Listing
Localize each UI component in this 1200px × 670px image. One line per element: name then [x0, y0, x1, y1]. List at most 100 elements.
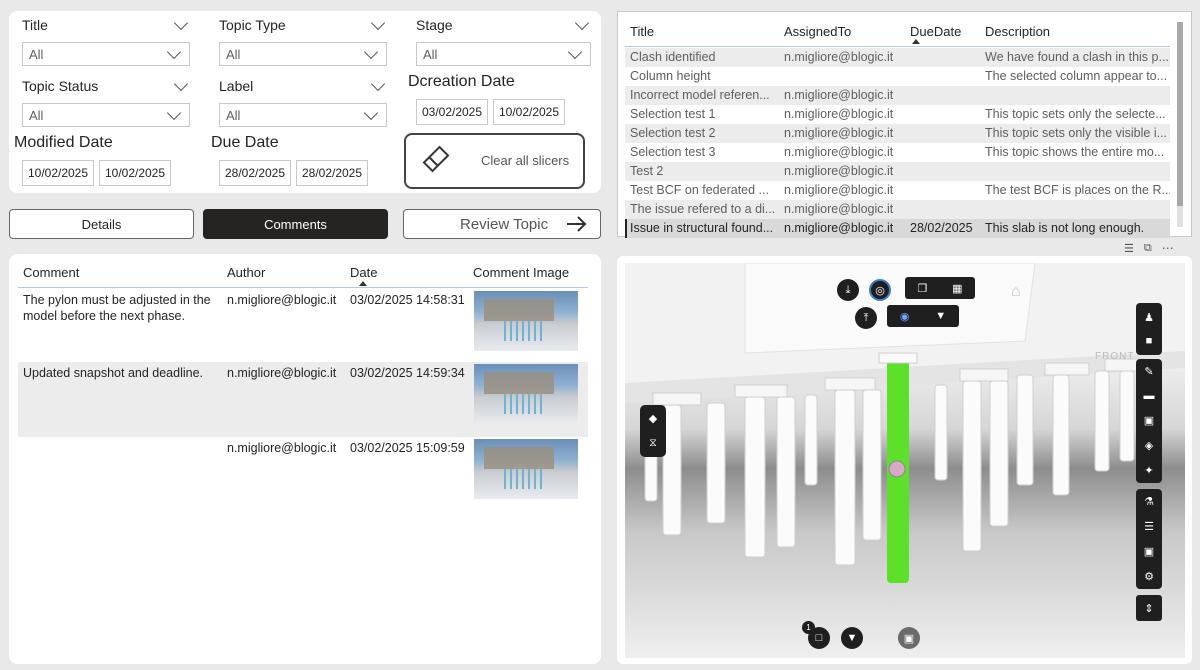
funnel-icon[interactable]: ▼ — [935, 310, 946, 322]
selection-filter-button[interactable]: ◉ ▼ — [887, 305, 959, 327]
home-icon[interactable]: ⌂ — [1011, 283, 1021, 301]
title-slicer[interactable]: Title All — [22, 15, 190, 66]
cell-title: Clash identified — [630, 50, 716, 64]
table-row[interactable]: Updated snapshot and deadline. n.miglior… — [18, 362, 588, 437]
clear-slicers-label: Clear all slicers — [481, 153, 570, 168]
comment-author: n.migliore@blogic.it — [227, 293, 337, 307]
comment-author: n.migliore@blogic.it — [227, 366, 337, 380]
col-comment-image[interactable]: Comment Image — [473, 265, 569, 280]
explode-icon[interactable]: ✦ — [1137, 459, 1161, 483]
col-title[interactable]: Title — [630, 24, 654, 39]
table-row[interactable]: Selection test 2 n.migliore@blogic.it This… — [625, 124, 1170, 143]
comment-image[interactable] — [474, 364, 578, 424]
sort-asc-icon — [912, 39, 920, 44]
table-row[interactable]: Clash identified n.migliore@blogic.it We h… — [625, 48, 1170, 67]
filter-icon[interactable]: ☰ — [1124, 242, 1134, 255]
table-row[interactable]: Column height The selected column appear … — [625, 67, 1170, 86]
chevron-down-icon[interactable] — [173, 76, 189, 91]
due-date-label: Due Date — [211, 134, 279, 151]
cell-assigned: n.migliore@blogic.it — [784, 107, 894, 121]
comment-image[interactable] — [474, 439, 578, 499]
walk-icon[interactable]: ♟ — [1137, 305, 1161, 329]
topic-status-slicer[interactable]: Topic Status All — [22, 76, 190, 127]
scrollbar-thumb[interactable] — [1177, 22, 1183, 206]
col-date[interactable]: Date — [350, 265, 377, 280]
signal-icon[interactable]: ⧖ — [649, 431, 657, 455]
stack-icon[interactable]: ◈ — [1137, 434, 1161, 458]
topic-type-slicer[interactable]: Topic Type All — [219, 15, 387, 66]
cell-description: The test BCF is places on the R... — [985, 183, 1170, 197]
target-icon[interactable]: ◎ — [869, 279, 891, 301]
camera-icon[interactable]: ■ — [1137, 329, 1161, 353]
clear-slicers-button[interactable]: Clear all slicers — [404, 133, 585, 189]
slicer-label: Topic Type — [219, 17, 286, 33]
section-box-button[interactable]: ❐ ▦ — [905, 277, 975, 299]
stage-dropdown[interactable]: All — [416, 42, 591, 66]
label-dropdown[interactable]: All — [219, 103, 387, 127]
table-row[interactable]: Test 2 n.migliore@blogic.it — [625, 162, 1170, 181]
tree-icon[interactable]: ⚗ — [1137, 490, 1161, 514]
topic-status-dropdown[interactable]: All — [22, 103, 190, 127]
download-icon[interactable]: ⤓ — [837, 279, 859, 301]
table-row[interactable]: The issue refered to a di... n.migliore@b… — [625, 200, 1170, 219]
due-date-to[interactable]: 28/02/2025 — [296, 160, 368, 186]
save-icon[interactable]: ▣ — [1137, 540, 1161, 564]
settings-icon[interactable]: ⚙ — [1137, 565, 1161, 589]
expand-toolbar-button[interactable]: ⇕ — [1136, 595, 1162, 621]
table-row[interactable]: Test BCF on federated ... n.migliore@blog… — [625, 181, 1170, 200]
more-options-icon[interactable]: ⋯ — [1162, 241, 1174, 255]
topics-table: Title AssignedTo DueDate Description Cla… — [617, 11, 1192, 238]
measure-icon[interactable]: ✎ — [1137, 359, 1161, 383]
col-author[interactable]: Author — [227, 265, 265, 280]
eraser-icon — [422, 145, 450, 173]
chevron-down-icon[interactable] — [574, 15, 590, 30]
layers-icon[interactable]: ◆ — [649, 407, 657, 431]
chevron-down-icon[interactable] — [370, 76, 386, 91]
col-comment[interactable]: Comment — [23, 265, 79, 280]
stage-slicer[interactable]: Stage All — [416, 15, 591, 66]
table-row[interactable]: n.migliore@blogic.it 03/02/2025 15:09:59 — [18, 437, 588, 502]
creation-date-from[interactable]: 03/02/2025 — [416, 99, 488, 125]
right-toolbar-bottom: ⚗ ☰ ▣ ⚙ — [1136, 489, 1162, 589]
table-row[interactable]: Incorrect model referen... n.migliore@blo… — [625, 86, 1170, 105]
table-row-selected[interactable]: Issue in structural found... n.migliore@b… — [625, 219, 1170, 238]
table-row[interactable]: Selection test 1 n.migliore@blogic.it This… — [625, 105, 1170, 124]
col-assigned-to[interactable]: AssignedTo — [784, 24, 851, 39]
review-topic-button[interactable]: Review Topic — [403, 209, 601, 239]
section-icon[interactable]: ▬ — [1137, 384, 1161, 408]
clear-filter-icon[interactable]: ▼ — [841, 627, 863, 649]
chevron-down-icon[interactable] — [173, 15, 189, 30]
focus-mode-icon[interactable]: ⧉ — [1144, 242, 1152, 255]
upload-icon[interactable]: ⤒ — [855, 307, 877, 329]
chevron-down-icon — [363, 44, 379, 59]
comment-date: 03/02/2025 14:58:31 — [350, 293, 465, 307]
dropdown-value: All — [226, 46, 241, 62]
modified-date-from[interactable]: 10/02/2025 — [22, 160, 94, 186]
model-viewer[interactable]: FRONT ⌂ ⤓ ◎ ❐▦ ⤒ ◉▼ ◆ ⧖ ♟ ■ ✎ ▬ ▣ ◈ ✦ — [617, 256, 1192, 664]
cell-title: The issue refered to a di... — [630, 202, 776, 216]
modified-date-to[interactable]: 10/02/2025 — [99, 160, 171, 186]
col-due-date[interactable]: DueDate — [910, 24, 961, 39]
table-row[interactable]: The pylon must be adjusted in the model … — [18, 289, 588, 362]
due-date-from[interactable]: 28/02/2025 — [219, 160, 291, 186]
comment-image[interactable] — [474, 291, 578, 351]
properties-icon[interactable]: ☰ — [1137, 515, 1161, 539]
comments-button[interactable]: Comments — [203, 209, 388, 239]
col-description[interactable]: Description — [985, 24, 1050, 39]
table-row[interactable]: Selection test 3 n.migliore@blogic.it This… — [625, 143, 1170, 162]
save-view-icon[interactable]: ▣ — [898, 627, 920, 649]
details-button[interactable]: Details — [9, 209, 194, 239]
copy-icon[interactable]: ❐ — [917, 282, 927, 295]
vertical-scrollbar[interactable] — [1177, 22, 1183, 227]
chevron-down-icon[interactable] — [370, 15, 386, 30]
hatch-icon[interactable]: ▦ — [952, 282, 962, 295]
cube-icon[interactable]: ▣ — [1137, 409, 1161, 433]
topic-type-dropdown[interactable]: All — [219, 42, 387, 66]
select-icon[interactable]: ◉ — [900, 310, 910, 323]
creation-date-to[interactable]: 10/02/2025 — [493, 99, 565, 125]
label-slicer[interactable]: Label All — [219, 76, 387, 127]
title-dropdown[interactable]: All — [22, 42, 190, 66]
cell-assigned: n.migliore@blogic.it — [784, 183, 894, 197]
viewer-canvas[interactable]: FRONT ⌂ ⤓ ◎ ❐▦ ⤒ ◉▼ ◆ ⧖ ♟ ■ ✎ ▬ ▣ ◈ ✦ — [625, 263, 1185, 658]
view-cube[interactable]: FRONT — [1083, 315, 1143, 362]
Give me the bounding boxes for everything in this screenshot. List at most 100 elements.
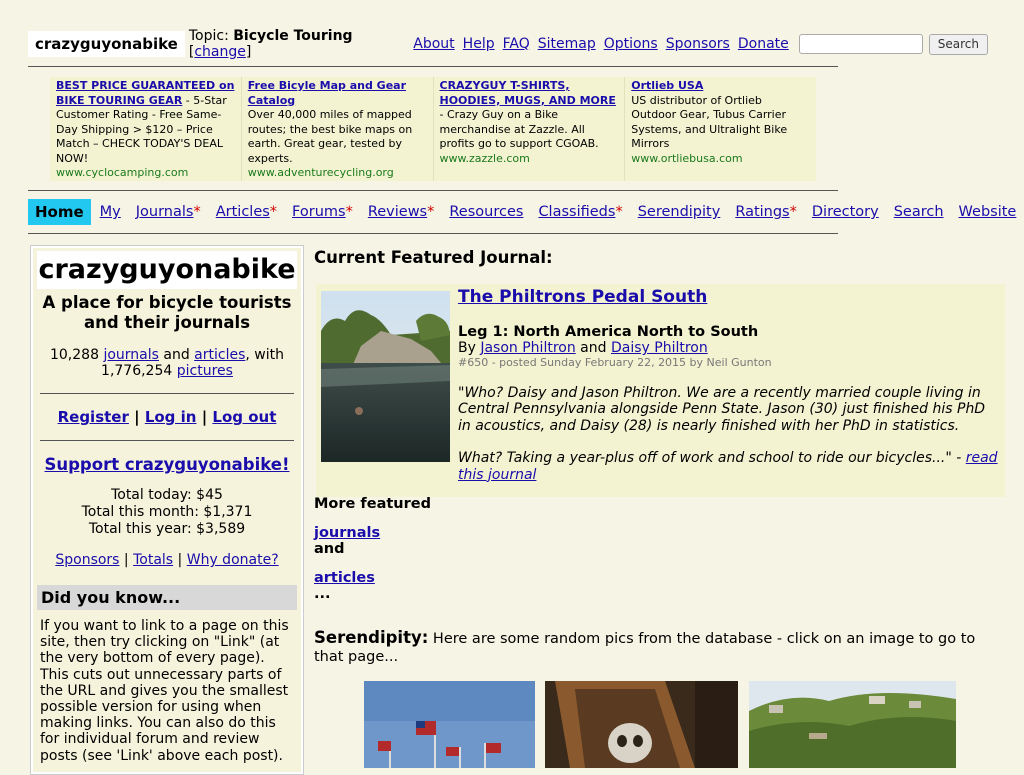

Stated task
Repeat the listing above line for line, omitting the pictures.

Written solution
Localize each UI component in this 1200px × 670px image. One line per element: name then [x0, y0, x1, y1]. List at most 100 elements.
funnel-icon[interactable]: ▼ — [935, 310, 946, 322]
selection-filter-button[interactable]: ◉ ▼ — [887, 305, 959, 327]
home-icon[interactable]: ⌂ — [1011, 283, 1021, 301]
title-slicer[interactable]: Title All — [22, 15, 190, 66]
cell-title: Clash identified — [630, 50, 716, 64]
table-row[interactable]: Updated snapshot and deadline. n.miglior… — [18, 362, 588, 437]
clear-slicers-label: Clear all slicers — [481, 153, 570, 168]
comment-author: n.migliore@blogic.it — [227, 293, 337, 307]
comment-author: n.migliore@blogic.it — [227, 366, 337, 380]
col-comment-image[interactable]: Comment Image — [473, 265, 569, 280]
explode-icon[interactable]: ✦ — [1137, 459, 1161, 483]
col-title[interactable]: Title — [630, 24, 654, 39]
table-row[interactable]: Selection test 2 n.migliore@blogic.it This… — [625, 124, 1170, 143]
comment-image[interactable] — [474, 364, 578, 424]
sort-asc-icon — [912, 39, 920, 44]
table-row[interactable]: Clash identified n.migliore@blogic.it We h… — [625, 48, 1170, 67]
filter-icon[interactable]: ☰ — [1124, 242, 1134, 255]
table-row[interactable]: Column height The selected column appear … — [625, 67, 1170, 86]
chevron-down-icon[interactable] — [173, 76, 189, 91]
due-date-label: Due Date — [211, 134, 279, 151]
cell-assigned: n.migliore@blogic.it — [784, 107, 894, 121]
comment-image[interactable] — [474, 439, 578, 499]
walk-icon[interactable]: ♟ — [1137, 305, 1161, 329]
topic-status-slicer[interactable]: Topic Status All — [22, 76, 190, 127]
scrollbar-thumb[interactable] — [1177, 22, 1183, 206]
col-date[interactable]: Date — [350, 265, 377, 280]
signal-icon[interactable]: ⧖ — [649, 431, 657, 455]
stack-icon[interactable]: ◈ — [1137, 434, 1161, 458]
topic-type-slicer[interactable]: Topic Type All — [219, 15, 387, 66]
cell-description: The test BCF is places on the R... — [985, 183, 1170, 197]
target-icon[interactable]: ◎ — [869, 279, 891, 301]
camera-icon[interactable]: ■ — [1137, 329, 1161, 353]
clear-slicers-button[interactable]: Clear all slicers — [404, 133, 585, 189]
slicer-label: Topic Type — [219, 17, 286, 33]
section-box-button[interactable]: ❐ ▦ — [905, 277, 975, 299]
stage-dropdown[interactable]: All — [416, 42, 591, 66]
label-dropdown[interactable]: All — [219, 103, 387, 127]
table-row[interactable]: Test 2 n.migliore@blogic.it — [625, 162, 1170, 181]
tree-icon[interactable]: ⚗ — [1137, 490, 1161, 514]
topic-status-dropdown[interactable]: All — [22, 103, 190, 127]
download-icon[interactable]: ⤓ — [837, 279, 859, 301]
table-row[interactable]: The issue refered to a di... n.migliore@b… — [625, 200, 1170, 219]
due-date-to[interactable]: 28/02/2025 — [296, 160, 368, 186]
save-icon[interactable]: ▣ — [1137, 540, 1161, 564]
settings-icon[interactable]: ⚙ — [1137, 565, 1161, 589]
expand-toolbar-button[interactable]: ⇕ — [1136, 595, 1162, 621]
table-row[interactable]: Test BCF on federated ... n.migliore@blog… — [625, 181, 1170, 200]
more-options-icon[interactable]: ⋯ — [1162, 241, 1174, 255]
topics-table: Title AssignedTo DueDate Description Cla… — [617, 11, 1192, 238]
measure-icon[interactable]: ✎ — [1137, 359, 1161, 383]
col-author[interactable]: Author — [227, 265, 265, 280]
eraser-icon — [422, 145, 450, 173]
chevron-down-icon[interactable] — [574, 15, 590, 30]
layers-icon[interactable]: ◆ — [649, 407, 657, 431]
chevron-down-icon[interactable] — [370, 76, 386, 91]
col-comment[interactable]: Comment — [23, 265, 79, 280]
stage-slicer[interactable]: Stage All — [416, 15, 591, 66]
table-row[interactable]: n.migliore@blogic.it 03/02/2025 15:09:59 — [18, 437, 588, 502]
creation-date-from[interactable]: 03/02/2025 — [416, 99, 488, 125]
right-toolbar-bottom: ⚗ ☰ ▣ ⚙ — [1136, 489, 1162, 589]
table-row[interactable]: Incorrect model referen... n.migliore@blo… — [625, 86, 1170, 105]
table-row-selected[interactable]: Issue in structural found... n.migliore@b… — [625, 219, 1170, 238]
table-row[interactable]: Selection test 1 n.migliore@blogic.it This… — [625, 105, 1170, 124]
col-assigned-to[interactable]: AssignedTo — [784, 24, 851, 39]
review-topic-button[interactable]: Review Topic — [403, 209, 601, 239]
section-icon[interactable]: ▬ — [1137, 384, 1161, 408]
clear-filter-icon[interactable]: ▼ — [841, 627, 863, 649]
chevron-down-icon[interactable] — [173, 15, 189, 30]
focus-mode-icon[interactable]: ⧉ — [1144, 242, 1152, 255]
upload-icon[interactable]: ⤒ — [855, 307, 877, 329]
chevron-down-icon — [363, 44, 379, 59]
comment-date: 03/02/2025 14:58:31 — [350, 293, 465, 307]
dropdown-value: All — [226, 46, 241, 62]
modified-date-from[interactable]: 10/02/2025 — [22, 160, 94, 186]
model-viewer[interactable]: FRONT ⌂ ⤓ ◎ ❐▦ ⤒ ◉▼ ◆ ⧖ ♟ ■ ✎ ▬ ▣ ◈ ✦ — [617, 256, 1192, 664]
cell-title: The issue refered to a di... — [630, 202, 776, 216]
modified-date-to[interactable]: 10/02/2025 — [99, 160, 171, 186]
col-due-date[interactable]: DueDate — [910, 24, 961, 39]
table-row[interactable]: The pylon must be adjusted in the model … — [18, 289, 588, 362]
due-date-from[interactable]: 28/02/2025 — [219, 160, 291, 186]
comment-image[interactable] — [474, 291, 578, 351]
properties-icon[interactable]: ☰ — [1137, 515, 1161, 539]
comments-button[interactable]: Comments — [203, 209, 388, 239]
col-description[interactable]: Description — [985, 24, 1050, 39]
table-row[interactable]: Selection test 3 n.migliore@blogic.it This… — [625, 143, 1170, 162]
save-view-icon[interactable]: ▣ — [898, 627, 920, 649]
details-button[interactable]: Details — [9, 209, 194, 239]
copy-icon[interactable]: ❐ — [917, 282, 927, 295]
vertical-scrollbar[interactable] — [1177, 22, 1183, 227]
chevron-down-icon[interactable] — [370, 15, 386, 30]
hatch-icon[interactable]: ▦ — [952, 282, 962, 295]
cube-icon[interactable]: ▣ — [1137, 409, 1161, 433]
topic-type-dropdown[interactable]: All — [219, 42, 387, 66]
select-icon[interactable]: ◉ — [900, 310, 910, 323]
creation-date-to[interactable]: 10/02/2025 — [493, 99, 565, 125]
label-slicer[interactable]: Label All — [219, 76, 387, 127]
title-dropdown[interactable]: All — [22, 42, 190, 66]
cell-assigned: n.migliore@blogic.it — [784, 183, 894, 197]
viewer-canvas[interactable]: FRONT ⌂ ⤓ ◎ ❐▦ ⤒ ◉▼ ◆ ⧖ ♟ ■ ✎ ▬ ▣ ◈ ✦ — [625, 263, 1185, 658]
view-cube[interactable]: FRONT — [1083, 315, 1143, 362]
Give me the bounding boxes for everything in this screenshot. List at most 100 elements.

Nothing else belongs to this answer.